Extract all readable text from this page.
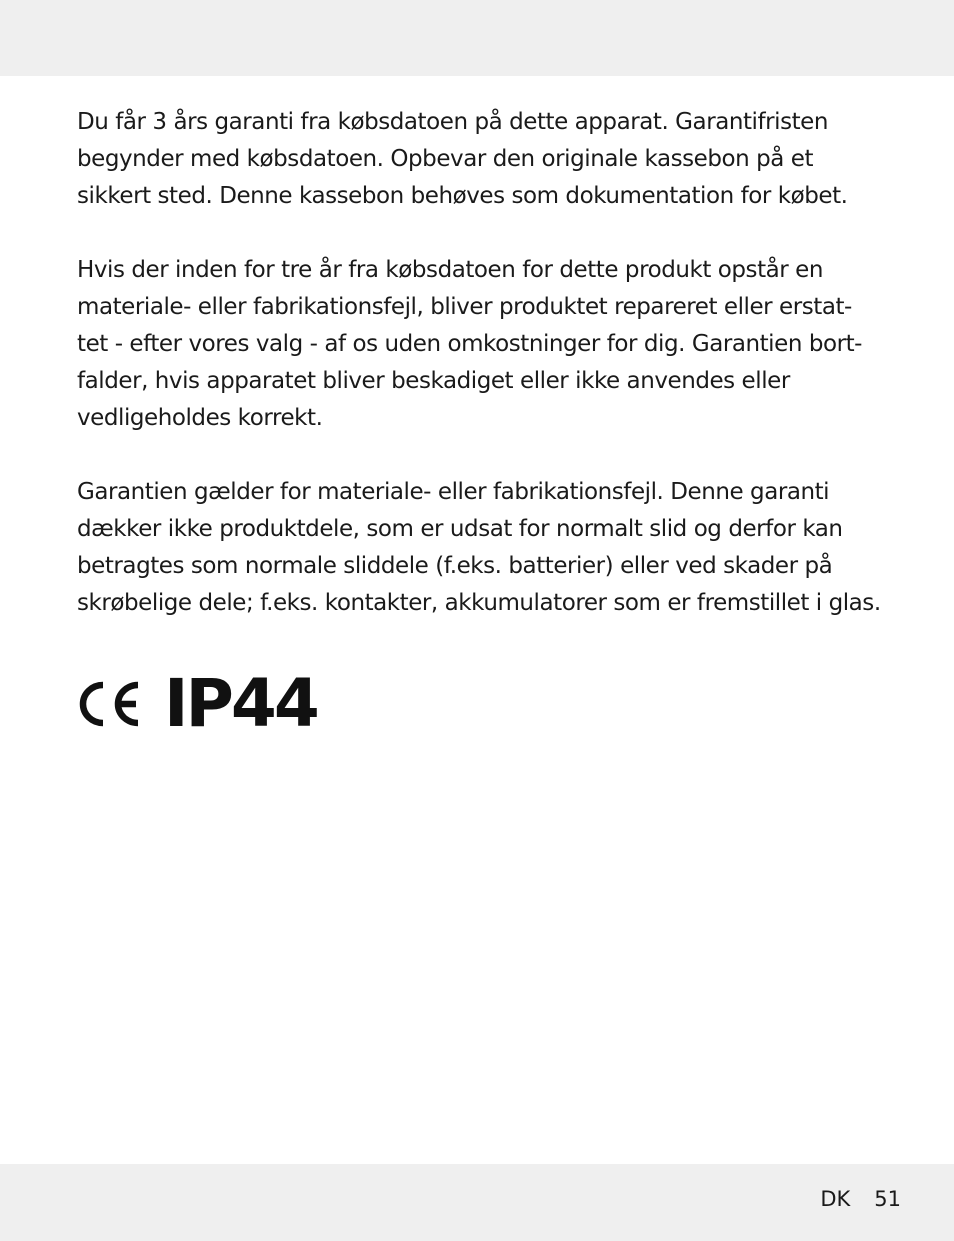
Du får 3 års garanti fra købsdatoen på dette apparat. Garantifristen
begynder med købsdatoen. Opbevar den originale kassebon på et
sikkert sted. Denne kassebon behøves som dokumentation for købet.

Hvis der inden for tre år fra købsdatoen for dette produkt opstår en
materiale- eller fabrikationsfejl, bliver produktet repareret eller erstat-
tet - efter vores valg - af os uden omkostninger for dig. Garantien bort-
falder, hvis apparatet bliver beskadiget eller ikke anvendes eller
vedligeholdes korrekt.

Garantien gælder for materiale- eller fabrikationsfejl. Denne garanti
dækker ikke produktdele, som er udsat for normalt slid og derfor kan
betragtes som normale sliddele (f.eks. batterier) eller ved skader på
skrøbelige dele; f.eks. kontakter, akkumulatorer som er fremstillet i glas.

IP44
DK 51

* * *

### Short task:
Strip out the images, then output the records above word for word.

### Finished answer:
Extract all readable text from this page.
Du får 3 års garanti fra købsdatoen på dette apparat. Garantifristen
begynder med købsdatoen. Opbevar den originale kassebon på et
sikkert sted. Denne kassebon behøves som dokumentation for købet.

Hvis der inden for tre år fra købsdatoen for dette produkt opstår en
materiale- eller fabrikationsfejl, bliver produktet repareret eller erstat-
tet - efter vores valg - af os uden omkostninger for dig. Garantien bort-
falder, hvis apparatet bliver beskadiget eller ikke anvendes eller
vedligeholdes korrekt.

Garantien gælder for materiale- eller fabrikationsfejl. Denne garanti
dækker ikke produktdele, som er udsat for normalt slid og derfor kan
betragtes som normale sliddele (f.eks. batterier) eller ved skader på
skrøbelige dele; f.eks. kontakter, akkumulatorer som er fremstillet i glas.

IP44
DK 51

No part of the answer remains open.